Work to be completed »
Copy out all of the material, matching it word for word.

Data records »
· · · · ·
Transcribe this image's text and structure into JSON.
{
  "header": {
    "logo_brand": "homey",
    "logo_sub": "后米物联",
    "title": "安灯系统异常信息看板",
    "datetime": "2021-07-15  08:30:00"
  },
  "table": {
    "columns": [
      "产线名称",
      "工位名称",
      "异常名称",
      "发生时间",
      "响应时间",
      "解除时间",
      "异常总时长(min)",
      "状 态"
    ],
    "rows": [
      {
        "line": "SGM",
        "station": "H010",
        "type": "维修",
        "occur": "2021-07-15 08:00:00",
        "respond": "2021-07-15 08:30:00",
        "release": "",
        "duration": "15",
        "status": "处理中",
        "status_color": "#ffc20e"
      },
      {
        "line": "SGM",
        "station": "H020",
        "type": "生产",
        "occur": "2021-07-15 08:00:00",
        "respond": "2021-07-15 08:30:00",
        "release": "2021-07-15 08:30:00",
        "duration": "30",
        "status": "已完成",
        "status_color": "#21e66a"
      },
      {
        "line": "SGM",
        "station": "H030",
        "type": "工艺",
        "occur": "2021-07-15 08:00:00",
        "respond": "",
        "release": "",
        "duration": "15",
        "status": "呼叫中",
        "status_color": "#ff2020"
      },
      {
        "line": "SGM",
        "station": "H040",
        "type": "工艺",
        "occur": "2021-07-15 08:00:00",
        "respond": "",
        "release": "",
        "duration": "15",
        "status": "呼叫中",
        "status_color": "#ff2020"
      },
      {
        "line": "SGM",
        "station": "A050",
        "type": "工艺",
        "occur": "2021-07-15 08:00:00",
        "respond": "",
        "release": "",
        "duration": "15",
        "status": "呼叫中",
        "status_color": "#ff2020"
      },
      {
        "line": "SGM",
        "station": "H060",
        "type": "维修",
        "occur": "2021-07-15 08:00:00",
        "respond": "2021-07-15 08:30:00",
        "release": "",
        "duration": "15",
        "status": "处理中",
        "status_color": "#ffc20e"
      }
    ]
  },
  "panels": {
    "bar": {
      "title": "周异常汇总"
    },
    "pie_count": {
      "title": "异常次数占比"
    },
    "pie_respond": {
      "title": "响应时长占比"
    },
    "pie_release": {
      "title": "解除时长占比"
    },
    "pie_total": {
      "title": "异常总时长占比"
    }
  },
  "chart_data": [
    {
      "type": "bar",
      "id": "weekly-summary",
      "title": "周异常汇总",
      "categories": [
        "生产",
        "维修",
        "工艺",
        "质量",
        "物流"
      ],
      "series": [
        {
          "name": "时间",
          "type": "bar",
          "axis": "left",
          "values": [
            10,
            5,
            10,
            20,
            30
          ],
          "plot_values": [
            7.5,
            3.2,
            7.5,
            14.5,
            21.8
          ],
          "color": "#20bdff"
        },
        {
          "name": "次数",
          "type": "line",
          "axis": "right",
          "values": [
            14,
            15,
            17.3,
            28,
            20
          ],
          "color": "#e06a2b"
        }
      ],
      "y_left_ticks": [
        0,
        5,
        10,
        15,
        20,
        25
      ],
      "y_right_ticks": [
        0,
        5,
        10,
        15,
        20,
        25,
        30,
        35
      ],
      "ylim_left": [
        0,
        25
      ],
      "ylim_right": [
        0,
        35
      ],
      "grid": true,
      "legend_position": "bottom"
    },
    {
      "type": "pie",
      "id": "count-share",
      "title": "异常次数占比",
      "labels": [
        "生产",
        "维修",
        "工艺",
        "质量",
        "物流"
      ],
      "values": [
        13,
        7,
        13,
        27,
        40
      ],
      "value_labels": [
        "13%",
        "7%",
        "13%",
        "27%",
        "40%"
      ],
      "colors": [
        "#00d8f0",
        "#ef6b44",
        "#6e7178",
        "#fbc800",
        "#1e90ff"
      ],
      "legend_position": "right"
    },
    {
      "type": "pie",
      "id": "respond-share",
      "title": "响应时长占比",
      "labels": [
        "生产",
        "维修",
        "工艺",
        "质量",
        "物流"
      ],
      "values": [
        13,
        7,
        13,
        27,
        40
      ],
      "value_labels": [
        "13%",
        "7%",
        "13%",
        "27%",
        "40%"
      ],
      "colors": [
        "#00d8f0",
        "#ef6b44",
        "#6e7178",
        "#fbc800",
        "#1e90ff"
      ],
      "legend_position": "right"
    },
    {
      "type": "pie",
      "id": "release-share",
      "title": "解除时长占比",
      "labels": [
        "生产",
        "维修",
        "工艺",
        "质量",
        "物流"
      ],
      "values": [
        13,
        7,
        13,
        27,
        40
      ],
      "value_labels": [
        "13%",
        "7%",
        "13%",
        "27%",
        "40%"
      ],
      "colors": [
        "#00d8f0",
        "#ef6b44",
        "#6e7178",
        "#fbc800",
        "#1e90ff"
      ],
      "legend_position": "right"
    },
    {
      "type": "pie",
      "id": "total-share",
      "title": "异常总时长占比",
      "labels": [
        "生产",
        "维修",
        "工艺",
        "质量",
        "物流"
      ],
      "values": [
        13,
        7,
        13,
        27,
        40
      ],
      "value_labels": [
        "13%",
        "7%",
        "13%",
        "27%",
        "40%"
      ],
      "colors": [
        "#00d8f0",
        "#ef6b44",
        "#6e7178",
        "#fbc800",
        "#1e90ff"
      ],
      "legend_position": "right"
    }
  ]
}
· · · · ·
Exercise answer »
Transcribe this image's text and structure into JSON.
{
  "header": {
    "logo_brand": "homey",
    "logo_sub": "后米物联",
    "title": "安灯系统异常信息看板",
    "datetime": "2021-07-15  08:30:00"
  },
  "table": {
    "columns": [
      "产线名称",
      "工位名称",
      "异常名称",
      "发生时间",
      "响应时间",
      "解除时间",
      "异常总时长(min)",
      "状 态"
    ],
    "rows": [
      {
        "line": "SGM",
        "station": "H010",
        "type": "维修",
        "occur": "2021-07-15 08:00:00",
        "respond": "2021-07-15 08:30:00",
        "release": "",
        "duration": "15",
        "status": "处理中",
        "status_color": "#ffc20e"
      },
      {
        "line": "SGM",
        "station": "H020",
        "type": "生产",
        "occur": "2021-07-15 08:00:00",
        "respond": "2021-07-15 08:30:00",
        "release": "2021-07-15 08:30:00",
        "duration": "30",
        "status": "已完成",
        "status_color": "#21e66a"
      },
      {
        "line": "SGM",
        "station": "H030",
        "type": "工艺",
        "occur": "2021-07-15 08:00:00",
        "respond": "",
        "release": "",
        "duration": "15",
        "status": "呼叫中",
        "status_color": "#ff2020"
      },
      {
        "line": "SGM",
        "station": "H040",
        "type": "工艺",
        "occur": "2021-07-15 08:00:00",
        "respond": "",
        "release": "",
        "duration": "15",
        "status": "呼叫中",
        "status_color": "#ff2020"
      },
      {
        "line": "SGM",
        "station": "A050",
        "type": "工艺",
        "occur": "2021-07-15 08:00:00",
        "respond": "",
        "release": "",
        "duration": "15",
        "status": "呼叫中",
        "status_color": "#ff2020"
      },
      {
        "line": "SGM",
        "station": "H060",
        "type": "维修",
        "occur": "2021-07-15 08:00:00",
        "respond": "2021-07-15 08:30:00",
        "release": "",
        "duration": "15",
        "status": "处理中",
        "status_color": "#ffc20e"
      }
    ]
  },
  "panels": {
    "bar": {
      "title": "周异常汇总"
    },
    "pie_count": {
      "title": "异常次数占比"
    },
    "pie_respond": {
      "title": "响应时长占比"
    },
    "pie_release": {
      "title": "解除时长占比"
    },
    "pie_total": {
      "title": "异常总时长占比"
    }
  },
  "chart_data": [
    {
      "type": "bar",
      "id": "weekly-summary",
      "title": "周异常汇总",
      "categories": [
        "生产",
        "维修",
        "工艺",
        "质量",
        "物流"
      ],
      "series": [
        {
          "name": "时间",
          "type": "bar",
          "axis": "left",
          "values": [
            10,
            5,
            10,
            20,
            30
          ],
          "plot_values": [
            7.5,
            3.2,
            7.5,
            14.5,
            21.8
          ],
          "color": "#20bdff"
        },
        {
          "name": "次数",
          "type": "line",
          "axis": "right",
          "values": [
            14,
            15,
            17.3,
            28,
            20
          ],
          "color": "#e06a2b"
        }
      ],
      "y_left_ticks": [
        0,
        5,
        10,
        15,
        20,
        25
      ],
      "y_right_ticks": [
        0,
        5,
        10,
        15,
        20,
        25,
        30,
        35
      ],
      "ylim_left": [
        0,
        25
      ],
      "ylim_right": [
        0,
        35
      ],
      "grid": true,
      "legend_position": "bottom"
    },
    {
      "type": "pie",
      "id": "count-share",
      "title": "异常次数占比",
      "labels": [
        "生产",
        "维修",
        "工艺",
        "质量",
        "物流"
      ],
      "values": [
        13,
        7,
        13,
        27,
        40
      ],
      "value_labels": [
        "13%",
        "7%",
        "13%",
        "27%",
        "40%"
      ],
      "colors": [
        "#00d8f0",
        "#ef6b44",
        "#6e7178",
        "#fbc800",
        "#1e90ff"
      ],
      "legend_position": "right"
    },
    {
      "type": "pie",
      "id": "respond-share",
      "title": "响应时长占比",
      "labels": [
        "生产",
        "维修",
        "工艺",
        "质量",
        "物流"
      ],
      "values": [
        13,
        7,
        13,
        27,
        40
      ],
      "value_labels": [
        "13%",
        "7%",
        "13%",
        "27%",
        "40%"
      ],
      "colors": [
        "#00d8f0",
        "#ef6b44",
        "#6e7178",
        "#fbc800",
        "#1e90ff"
      ],
      "legend_position": "right"
    },
    {
      "type": "pie",
      "id": "release-share",
      "title": "解除时长占比",
      "labels": [
        "生产",
        "维修",
        "工艺",
        "质量",
        "物流"
      ],
      "values": [
        13,
        7,
        13,
        27,
        40
      ],
      "value_labels": [
        "13%",
        "7%",
        "13%",
        "27%",
        "40%"
      ],
      "colors": [
        "#00d8f0",
        "#ef6b44",
        "#6e7178",
        "#fbc800",
        "#1e90ff"
      ],
      "legend_position": "right"
    },
    {
      "type": "pie",
      "id": "total-share",
      "title": "异常总时长占比",
      "labels": [
        "生产",
        "维修",
        "工艺",
        "质量",
        "物流"
      ],
      "values": [
        13,
        7,
        13,
        27,
        40
      ],
      "value_labels": [
        "13%",
        "7%",
        "13%",
        "27%",
        "40%"
      ],
      "colors": [
        "#00d8f0",
        "#ef6b44",
        "#6e7178",
        "#fbc800",
        "#1e90ff"
      ],
      "legend_position": "right"
    }
  ]
}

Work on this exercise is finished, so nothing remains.